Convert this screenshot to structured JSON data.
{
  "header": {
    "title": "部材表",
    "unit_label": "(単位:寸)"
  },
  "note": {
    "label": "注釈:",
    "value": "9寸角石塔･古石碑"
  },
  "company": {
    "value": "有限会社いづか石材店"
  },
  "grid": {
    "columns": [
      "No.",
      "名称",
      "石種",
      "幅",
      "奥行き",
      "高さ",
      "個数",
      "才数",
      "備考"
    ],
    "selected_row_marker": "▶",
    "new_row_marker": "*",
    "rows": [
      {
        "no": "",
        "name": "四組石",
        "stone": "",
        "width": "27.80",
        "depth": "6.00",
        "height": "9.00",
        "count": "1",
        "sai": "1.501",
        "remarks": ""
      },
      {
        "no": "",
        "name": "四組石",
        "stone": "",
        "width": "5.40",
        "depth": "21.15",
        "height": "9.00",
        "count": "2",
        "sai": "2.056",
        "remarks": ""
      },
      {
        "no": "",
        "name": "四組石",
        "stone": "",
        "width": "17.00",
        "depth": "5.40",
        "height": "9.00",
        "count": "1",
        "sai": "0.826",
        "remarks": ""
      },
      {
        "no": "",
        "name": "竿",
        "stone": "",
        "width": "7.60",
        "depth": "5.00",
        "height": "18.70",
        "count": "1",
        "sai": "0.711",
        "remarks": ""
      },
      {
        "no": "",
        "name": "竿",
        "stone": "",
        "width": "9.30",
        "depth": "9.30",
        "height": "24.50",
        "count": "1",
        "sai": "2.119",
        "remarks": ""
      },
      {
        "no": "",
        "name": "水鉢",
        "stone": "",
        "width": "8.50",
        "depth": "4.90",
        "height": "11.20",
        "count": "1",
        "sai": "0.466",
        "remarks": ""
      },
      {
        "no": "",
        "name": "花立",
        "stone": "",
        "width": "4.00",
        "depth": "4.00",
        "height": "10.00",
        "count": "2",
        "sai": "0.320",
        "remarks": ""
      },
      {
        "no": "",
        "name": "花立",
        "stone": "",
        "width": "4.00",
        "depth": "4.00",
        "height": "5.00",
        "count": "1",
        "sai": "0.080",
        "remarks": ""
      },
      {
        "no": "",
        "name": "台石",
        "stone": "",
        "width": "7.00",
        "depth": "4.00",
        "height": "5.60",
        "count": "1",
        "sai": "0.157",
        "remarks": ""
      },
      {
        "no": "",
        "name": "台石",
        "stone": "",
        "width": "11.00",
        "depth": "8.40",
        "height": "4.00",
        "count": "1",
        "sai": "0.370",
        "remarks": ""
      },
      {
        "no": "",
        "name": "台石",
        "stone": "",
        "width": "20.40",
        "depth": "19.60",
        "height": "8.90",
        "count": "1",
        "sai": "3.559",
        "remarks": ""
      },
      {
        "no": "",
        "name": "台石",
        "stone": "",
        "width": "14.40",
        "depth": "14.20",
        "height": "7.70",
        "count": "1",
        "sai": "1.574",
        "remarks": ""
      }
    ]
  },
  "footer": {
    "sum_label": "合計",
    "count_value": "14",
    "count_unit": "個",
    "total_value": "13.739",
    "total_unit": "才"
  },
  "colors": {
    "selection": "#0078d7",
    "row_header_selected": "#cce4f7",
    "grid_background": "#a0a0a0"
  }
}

☆ ☆ ☆

What you should do
Each line of the listing should be copied exactly.

Finished answer
Convert this screenshot to structured JSON data.
{
  "header": {
    "title": "部材表",
    "unit_label": "(単位:寸)"
  },
  "note": {
    "label": "注釈:",
    "value": "9寸角石塔･古石碑"
  },
  "company": {
    "value": "有限会社いづか石材店"
  },
  "grid": {
    "columns": [
      "No.",
      "名称",
      "石種",
      "幅",
      "奥行き",
      "高さ",
      "個数",
      "才数",
      "備考"
    ],
    "selected_row_marker": "▶",
    "new_row_marker": "*",
    "rows": [
      {
        "no": "",
        "name": "四組石",
        "stone": "",
        "width": "27.80",
        "depth": "6.00",
        "height": "9.00",
        "count": "1",
        "sai": "1.501",
        "remarks": ""
      },
      {
        "no": "",
        "name": "四組石",
        "stone": "",
        "width": "5.40",
        "depth": "21.15",
        "height": "9.00",
        "count": "2",
        "sai": "2.056",
        "remarks": ""
      },
      {
        "no": "",
        "name": "四組石",
        "stone": "",
        "width": "17.00",
        "depth": "5.40",
        "height": "9.00",
        "count": "1",
        "sai": "0.826",
        "remarks": ""
      },
      {
        "no": "",
        "name": "竿",
        "stone": "",
        "width": "7.60",
        "depth": "5.00",
        "height": "18.70",
        "count": "1",
        "sai": "0.711",
        "remarks": ""
      },
      {
        "no": "",
        "name": "竿",
        "stone": "",
        "width": "9.30",
        "depth": "9.30",
        "height": "24.50",
        "count": "1",
        "sai": "2.119",
        "remarks": ""
      },
      {
        "no": "",
        "name": "水鉢",
        "stone": "",
        "width": "8.50",
        "depth": "4.90",
        "height": "11.20",
        "count": "1",
        "sai": "0.466",
        "remarks": ""
      },
      {
        "no": "",
        "name": "花立",
        "stone": "",
        "width": "4.00",
        "depth": "4.00",
        "height": "10.00",
        "count": "2",
        "sai": "0.320",
        "remarks": ""
      },
      {
        "no": "",
        "name": "花立",
        "stone": "",
        "width": "4.00",
        "depth": "4.00",
        "height": "5.00",
        "count": "1",
        "sai": "0.080",
        "remarks": ""
      },
      {
        "no": "",
        "name": "台石",
        "stone": "",
        "width": "7.00",
        "depth": "4.00",
        "height": "5.60",
        "count": "1",
        "sai": "0.157",
        "remarks": ""
      },
      {
        "no": "",
        "name": "台石",
        "stone": "",
        "width": "11.00",
        "depth": "8.40",
        "height": "4.00",
        "count": "1",
        "sai": "0.370",
        "remarks": ""
      },
      {
        "no": "",
        "name": "台石",
        "stone": "",
        "width": "20.40",
        "depth": "19.60",
        "height": "8.90",
        "count": "1",
        "sai": "3.559",
        "remarks": ""
      },
      {
        "no": "",
        "name": "台石",
        "stone": "",
        "width": "14.40",
        "depth": "14.20",
        "height": "7.70",
        "count": "1",
        "sai": "1.574",
        "remarks": ""
      }
    ]
  },
  "footer": {
    "sum_label": "合計",
    "count_value": "14",
    "count_unit": "個",
    "total_value": "13.739",
    "total_unit": "才"
  },
  "colors": {
    "selection": "#0078d7",
    "row_header_selected": "#cce4f7",
    "grid_background": "#a0a0a0"
  }
}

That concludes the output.